* TASK TO COMPLETE
Search the listing below for the string "from" and show each line that contains it.

## begin RECORDS PROVIDED

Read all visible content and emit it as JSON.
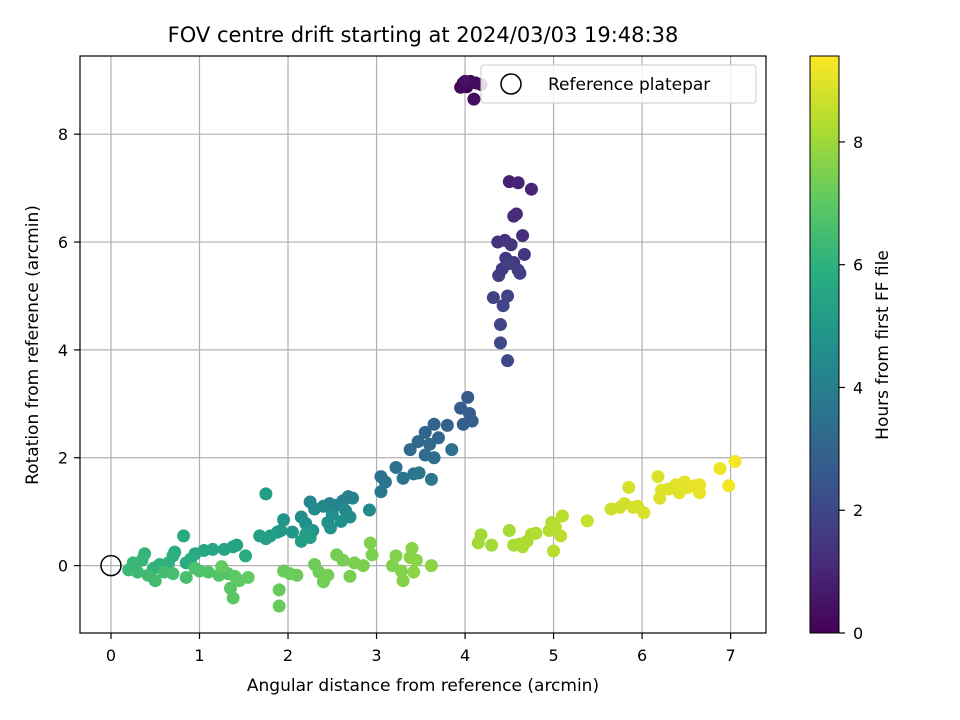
{
  "chart_data": {
    "type": "scatter",
    "title": "FOV centre drift starting at 2024/03/03 19:48:38",
    "xlabel": "Angular distance from reference (arcmin)",
    "ylabel": "Rotation from reference (arcmin)",
    "xlim": [
      -0.35,
      7.4
    ],
    "ylim": [
      -1.25,
      9.45
    ],
    "xticks": [
      0,
      1,
      2,
      3,
      4,
      5,
      6,
      7
    ],
    "yticks": [
      0,
      2,
      4,
      6,
      8
    ],
    "grid": true,
    "legend": {
      "placement": "top-right",
      "entries": [
        "Reference platepar"
      ]
    },
    "reference_point": {
      "name": "Reference platepar",
      "x": 0.0,
      "y": 0.0
    },
    "colorbar": {
      "label": "Hours from first FF file",
      "colormap": "viridis",
      "range": [
        0,
        9.4
      ],
      "ticks": [
        0,
        2,
        4,
        6,
        8
      ]
    },
    "points": [
      {
        "x": 3.98,
        "y": 8.95,
        "c": 0.05
      },
      {
        "x": 4.02,
        "y": 8.88,
        "c": 0.1
      },
      {
        "x": 4.06,
        "y": 8.98,
        "c": 0.15
      },
      {
        "x": 3.95,
        "y": 8.87,
        "c": 0.2
      },
      {
        "x": 4.12,
        "y": 8.95,
        "c": 0.25
      },
      {
        "x": 4.18,
        "y": 8.92,
        "c": 0.3
      },
      {
        "x": 4.1,
        "y": 8.65,
        "c": 0.35
      },
      {
        "x": 4.0,
        "y": 8.98,
        "c": 0.4
      },
      {
        "x": 4.5,
        "y": 7.12,
        "c": 0.9
      },
      {
        "x": 4.6,
        "y": 7.1,
        "c": 0.95
      },
      {
        "x": 4.75,
        "y": 6.98,
        "c": 1.0
      },
      {
        "x": 4.58,
        "y": 6.52,
        "c": 1.1
      },
      {
        "x": 4.55,
        "y": 6.48,
        "c": 1.15
      },
      {
        "x": 4.65,
        "y": 6.12,
        "c": 1.2
      },
      {
        "x": 4.37,
        "y": 6.0,
        "c": 1.3
      },
      {
        "x": 4.45,
        "y": 6.03,
        "c": 1.35
      },
      {
        "x": 4.52,
        "y": 5.95,
        "c": 1.4
      },
      {
        "x": 4.67,
        "y": 5.77,
        "c": 1.45
      },
      {
        "x": 4.46,
        "y": 5.7,
        "c": 1.5
      },
      {
        "x": 4.55,
        "y": 5.62,
        "c": 1.55
      },
      {
        "x": 4.42,
        "y": 5.5,
        "c": 1.6
      },
      {
        "x": 4.38,
        "y": 5.38,
        "c": 1.65
      },
      {
        "x": 4.6,
        "y": 5.48,
        "c": 1.7
      },
      {
        "x": 4.62,
        "y": 5.42,
        "c": 1.75
      },
      {
        "x": 4.5,
        "y": 5.6,
        "c": 1.8
      },
      {
        "x": 4.32,
        "y": 4.97,
        "c": 1.85
      },
      {
        "x": 4.48,
        "y": 5.0,
        "c": 1.9
      },
      {
        "x": 4.43,
        "y": 4.82,
        "c": 1.95
      },
      {
        "x": 4.4,
        "y": 4.47,
        "c": 2.0
      },
      {
        "x": 4.4,
        "y": 4.13,
        "c": 2.05
      },
      {
        "x": 4.48,
        "y": 3.8,
        "c": 2.1
      },
      {
        "x": 4.03,
        "y": 3.12,
        "c": 2.7
      },
      {
        "x": 3.95,
        "y": 2.92,
        "c": 2.75
      },
      {
        "x": 4.05,
        "y": 2.82,
        "c": 2.8
      },
      {
        "x": 4.08,
        "y": 2.68,
        "c": 2.85
      },
      {
        "x": 3.98,
        "y": 2.62,
        "c": 2.9
      },
      {
        "x": 3.8,
        "y": 2.6,
        "c": 2.95
      },
      {
        "x": 3.65,
        "y": 2.62,
        "c": 3.0
      },
      {
        "x": 3.55,
        "y": 2.47,
        "c": 3.05
      },
      {
        "x": 3.7,
        "y": 2.37,
        "c": 3.1
      },
      {
        "x": 3.6,
        "y": 2.25,
        "c": 3.15
      },
      {
        "x": 3.47,
        "y": 2.3,
        "c": 3.2
      },
      {
        "x": 3.38,
        "y": 2.15,
        "c": 3.25
      },
      {
        "x": 3.55,
        "y": 2.05,
        "c": 3.3
      },
      {
        "x": 3.65,
        "y": 2.0,
        "c": 3.35
      },
      {
        "x": 3.85,
        "y": 2.15,
        "c": 3.4
      },
      {
        "x": 3.22,
        "y": 1.82,
        "c": 3.45
      },
      {
        "x": 3.05,
        "y": 1.65,
        "c": 3.5
      },
      {
        "x": 3.1,
        "y": 1.55,
        "c": 3.55
      },
      {
        "x": 3.3,
        "y": 1.62,
        "c": 3.6
      },
      {
        "x": 3.42,
        "y": 1.7,
        "c": 3.65
      },
      {
        "x": 3.48,
        "y": 1.72,
        "c": 3.7
      },
      {
        "x": 3.62,
        "y": 1.6,
        "c": 3.75
      },
      {
        "x": 3.05,
        "y": 1.37,
        "c": 3.8
      },
      {
        "x": 2.68,
        "y": 1.28,
        "c": 4.0
      },
      {
        "x": 2.73,
        "y": 1.25,
        "c": 4.05
      },
      {
        "x": 2.62,
        "y": 1.2,
        "c": 4.1
      },
      {
        "x": 2.47,
        "y": 1.15,
        "c": 4.15
      },
      {
        "x": 2.55,
        "y": 1.12,
        "c": 4.2
      },
      {
        "x": 2.4,
        "y": 1.1,
        "c": 4.25
      },
      {
        "x": 2.25,
        "y": 1.18,
        "c": 4.3
      },
      {
        "x": 2.3,
        "y": 1.05,
        "c": 4.35
      },
      {
        "x": 2.65,
        "y": 1.02,
        "c": 4.4
      },
      {
        "x": 2.92,
        "y": 1.03,
        "c": 4.45
      },
      {
        "x": 2.5,
        "y": 0.95,
        "c": 4.5
      },
      {
        "x": 2.7,
        "y": 0.9,
        "c": 4.55
      },
      {
        "x": 2.15,
        "y": 0.9,
        "c": 4.6
      },
      {
        "x": 2.2,
        "y": 0.78,
        "c": 4.65
      },
      {
        "x": 2.45,
        "y": 0.8,
        "c": 4.7
      },
      {
        "x": 2.6,
        "y": 0.82,
        "c": 4.75
      },
      {
        "x": 2.48,
        "y": 0.7,
        "c": 4.8
      },
      {
        "x": 1.95,
        "y": 0.85,
        "c": 4.85
      },
      {
        "x": 2.28,
        "y": 0.65,
        "c": 4.9
      },
      {
        "x": 2.05,
        "y": 0.62,
        "c": 4.95
      },
      {
        "x": 1.92,
        "y": 0.65,
        "c": 5.0
      },
      {
        "x": 1.88,
        "y": 0.62,
        "c": 5.05
      },
      {
        "x": 2.2,
        "y": 0.58,
        "c": 5.1
      },
      {
        "x": 1.8,
        "y": 0.55,
        "c": 5.15
      },
      {
        "x": 2.25,
        "y": 0.52,
        "c": 5.2
      },
      {
        "x": 1.75,
        "y": 0.5,
        "c": 5.25
      },
      {
        "x": 1.68,
        "y": 0.55,
        "c": 5.3
      },
      {
        "x": 1.75,
        "y": 1.33,
        "c": 5.2
      },
      {
        "x": 2.15,
        "y": 0.45,
        "c": 5.25
      },
      {
        "x": 1.42,
        "y": 0.38,
        "c": 5.4
      },
      {
        "x": 1.38,
        "y": 0.35,
        "c": 5.45
      },
      {
        "x": 1.28,
        "y": 0.3,
        "c": 5.5
      },
      {
        "x": 1.15,
        "y": 0.3,
        "c": 5.55
      },
      {
        "x": 1.05,
        "y": 0.28,
        "c": 5.6
      },
      {
        "x": 0.95,
        "y": 0.22,
        "c": 5.65
      },
      {
        "x": 0.82,
        "y": 0.55,
        "c": 5.7
      },
      {
        "x": 1.52,
        "y": 0.18,
        "c": 5.75
      },
      {
        "x": 0.9,
        "y": 0.12,
        "c": 5.8
      },
      {
        "x": 0.85,
        "y": 0.05,
        "c": 5.85
      },
      {
        "x": 0.72,
        "y": 0.25,
        "c": 5.9
      },
      {
        "x": 0.7,
        "y": 0.18,
        "c": 5.95
      },
      {
        "x": 0.65,
        "y": 0.05,
        "c": 6.0
      },
      {
        "x": 0.55,
        "y": 0.02,
        "c": 6.05
      },
      {
        "x": 0.48,
        "y": -0.05,
        "c": 6.1
      },
      {
        "x": 0.38,
        "y": 0.22,
        "c": 6.15
      },
      {
        "x": 0.35,
        "y": 0.1,
        "c": 6.2
      },
      {
        "x": 0.25,
        "y": 0.05,
        "c": 6.25
      },
      {
        "x": 0.2,
        "y": -0.08,
        "c": 6.3
      },
      {
        "x": 0.3,
        "y": -0.12,
        "c": 6.35
      },
      {
        "x": 0.42,
        "y": -0.18,
        "c": 6.4
      },
      {
        "x": 0.5,
        "y": -0.28,
        "c": 6.45
      },
      {
        "x": 0.6,
        "y": -0.12,
        "c": 6.5
      },
      {
        "x": 0.7,
        "y": -0.15,
        "c": 6.55
      },
      {
        "x": 0.85,
        "y": -0.22,
        "c": 6.6
      },
      {
        "x": 0.95,
        "y": -0.05,
        "c": 6.65
      },
      {
        "x": 1.0,
        "y": -0.1,
        "c": 6.7
      },
      {
        "x": 1.1,
        "y": -0.12,
        "c": 6.75
      },
      {
        "x": 1.22,
        "y": -0.18,
        "c": 6.8
      },
      {
        "x": 1.32,
        "y": -0.15,
        "c": 6.85
      },
      {
        "x": 1.35,
        "y": -0.42,
        "c": 6.9
      },
      {
        "x": 1.38,
        "y": -0.6,
        "c": 6.95
      },
      {
        "x": 1.4,
        "y": -0.2,
        "c": 7.0
      },
      {
        "x": 1.45,
        "y": -0.28,
        "c": 7.05
      },
      {
        "x": 1.55,
        "y": -0.22,
        "c": 7.1
      },
      {
        "x": 1.25,
        "y": -0.02,
        "c": 7.12
      },
      {
        "x": 1.9,
        "y": -0.45,
        "c": 7.15
      },
      {
        "x": 1.9,
        "y": -0.75,
        "c": 7.18
      },
      {
        "x": 1.95,
        "y": -0.1,
        "c": 7.2
      },
      {
        "x": 2.02,
        "y": -0.15,
        "c": 7.22
      },
      {
        "x": 2.1,
        "y": -0.18,
        "c": 7.25
      },
      {
        "x": 2.3,
        "y": 0.02,
        "c": 7.28
      },
      {
        "x": 2.35,
        "y": -0.12,
        "c": 7.3
      },
      {
        "x": 2.4,
        "y": -0.3,
        "c": 7.32
      },
      {
        "x": 2.45,
        "y": -0.18,
        "c": 7.35
      },
      {
        "x": 2.55,
        "y": 0.2,
        "c": 7.38
      },
      {
        "x": 2.62,
        "y": 0.1,
        "c": 7.4
      },
      {
        "x": 2.7,
        "y": -0.2,
        "c": 7.42
      },
      {
        "x": 2.75,
        "y": 0.05,
        "c": 7.45
      },
      {
        "x": 2.85,
        "y": 0.0,
        "c": 7.48
      },
      {
        "x": 2.95,
        "y": 0.2,
        "c": 7.5
      },
      {
        "x": 2.93,
        "y": 0.42,
        "c": 7.52
      },
      {
        "x": 3.18,
        "y": 0.0,
        "c": 7.55
      },
      {
        "x": 3.22,
        "y": 0.18,
        "c": 7.58
      },
      {
        "x": 3.28,
        "y": -0.1,
        "c": 7.6
      },
      {
        "x": 3.3,
        "y": -0.28,
        "c": 7.62
      },
      {
        "x": 3.38,
        "y": 0.15,
        "c": 7.65
      },
      {
        "x": 3.4,
        "y": 0.32,
        "c": 7.68
      },
      {
        "x": 3.45,
        "y": 0.1,
        "c": 7.7
      },
      {
        "x": 3.42,
        "y": -0.12,
        "c": 7.72
      },
      {
        "x": 3.62,
        "y": 0.0,
        "c": 7.75
      },
      {
        "x": 4.15,
        "y": 0.42,
        "c": 8.05
      },
      {
        "x": 4.18,
        "y": 0.57,
        "c": 8.08
      },
      {
        "x": 4.3,
        "y": 0.38,
        "c": 8.1
      },
      {
        "x": 4.5,
        "y": 0.65,
        "c": 8.12
      },
      {
        "x": 4.55,
        "y": 0.38,
        "c": 8.15
      },
      {
        "x": 4.62,
        "y": 0.4,
        "c": 8.18
      },
      {
        "x": 4.7,
        "y": 0.45,
        "c": 8.2
      },
      {
        "x": 4.75,
        "y": 0.58,
        "c": 8.22
      },
      {
        "x": 4.65,
        "y": 0.35,
        "c": 8.25
      },
      {
        "x": 4.8,
        "y": 0.6,
        "c": 8.28
      },
      {
        "x": 4.95,
        "y": 0.65,
        "c": 8.3
      },
      {
        "x": 4.98,
        "y": 0.8,
        "c": 8.32
      },
      {
        "x": 5.02,
        "y": 0.72,
        "c": 8.35
      },
      {
        "x": 5.0,
        "y": 0.27,
        "c": 8.38
      },
      {
        "x": 5.08,
        "y": 0.55,
        "c": 8.4
      },
      {
        "x": 5.1,
        "y": 0.92,
        "c": 8.42
      },
      {
        "x": 5.38,
        "y": 0.83,
        "c": 8.6
      },
      {
        "x": 5.65,
        "y": 1.05,
        "c": 8.7
      },
      {
        "x": 5.75,
        "y": 1.08,
        "c": 8.72
      },
      {
        "x": 5.8,
        "y": 1.15,
        "c": 8.75
      },
      {
        "x": 5.85,
        "y": 1.45,
        "c": 8.78
      },
      {
        "x": 5.9,
        "y": 1.08,
        "c": 8.8
      },
      {
        "x": 5.95,
        "y": 1.1,
        "c": 8.82
      },
      {
        "x": 6.02,
        "y": 0.98,
        "c": 8.85
      },
      {
        "x": 6.18,
        "y": 1.65,
        "c": 8.88
      },
      {
        "x": 6.2,
        "y": 1.25,
        "c": 8.9
      },
      {
        "x": 6.22,
        "y": 1.4,
        "c": 8.92
      },
      {
        "x": 6.3,
        "y": 1.42,
        "c": 8.95
      },
      {
        "x": 6.38,
        "y": 1.5,
        "c": 8.98
      },
      {
        "x": 6.42,
        "y": 1.35,
        "c": 9.0
      },
      {
        "x": 6.48,
        "y": 1.55,
        "c": 9.02
      },
      {
        "x": 6.52,
        "y": 1.45,
        "c": 9.05
      },
      {
        "x": 6.6,
        "y": 1.48,
        "c": 9.08
      },
      {
        "x": 6.65,
        "y": 1.35,
        "c": 9.1
      },
      {
        "x": 6.65,
        "y": 1.5,
        "c": 9.12
      },
      {
        "x": 6.88,
        "y": 1.8,
        "c": 9.2
      },
      {
        "x": 6.98,
        "y": 1.48,
        "c": 9.25
      },
      {
        "x": 7.05,
        "y": 1.93,
        "c": 9.3
      }
    ]
  }
}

## end RECORDS PROVIDED

* THE RESULT
    "xlabel": "Angular distance from reference (arcmin)",
    "ylabel": "Rotation from reference (arcmin)",
      "label": "Hours from first FF file",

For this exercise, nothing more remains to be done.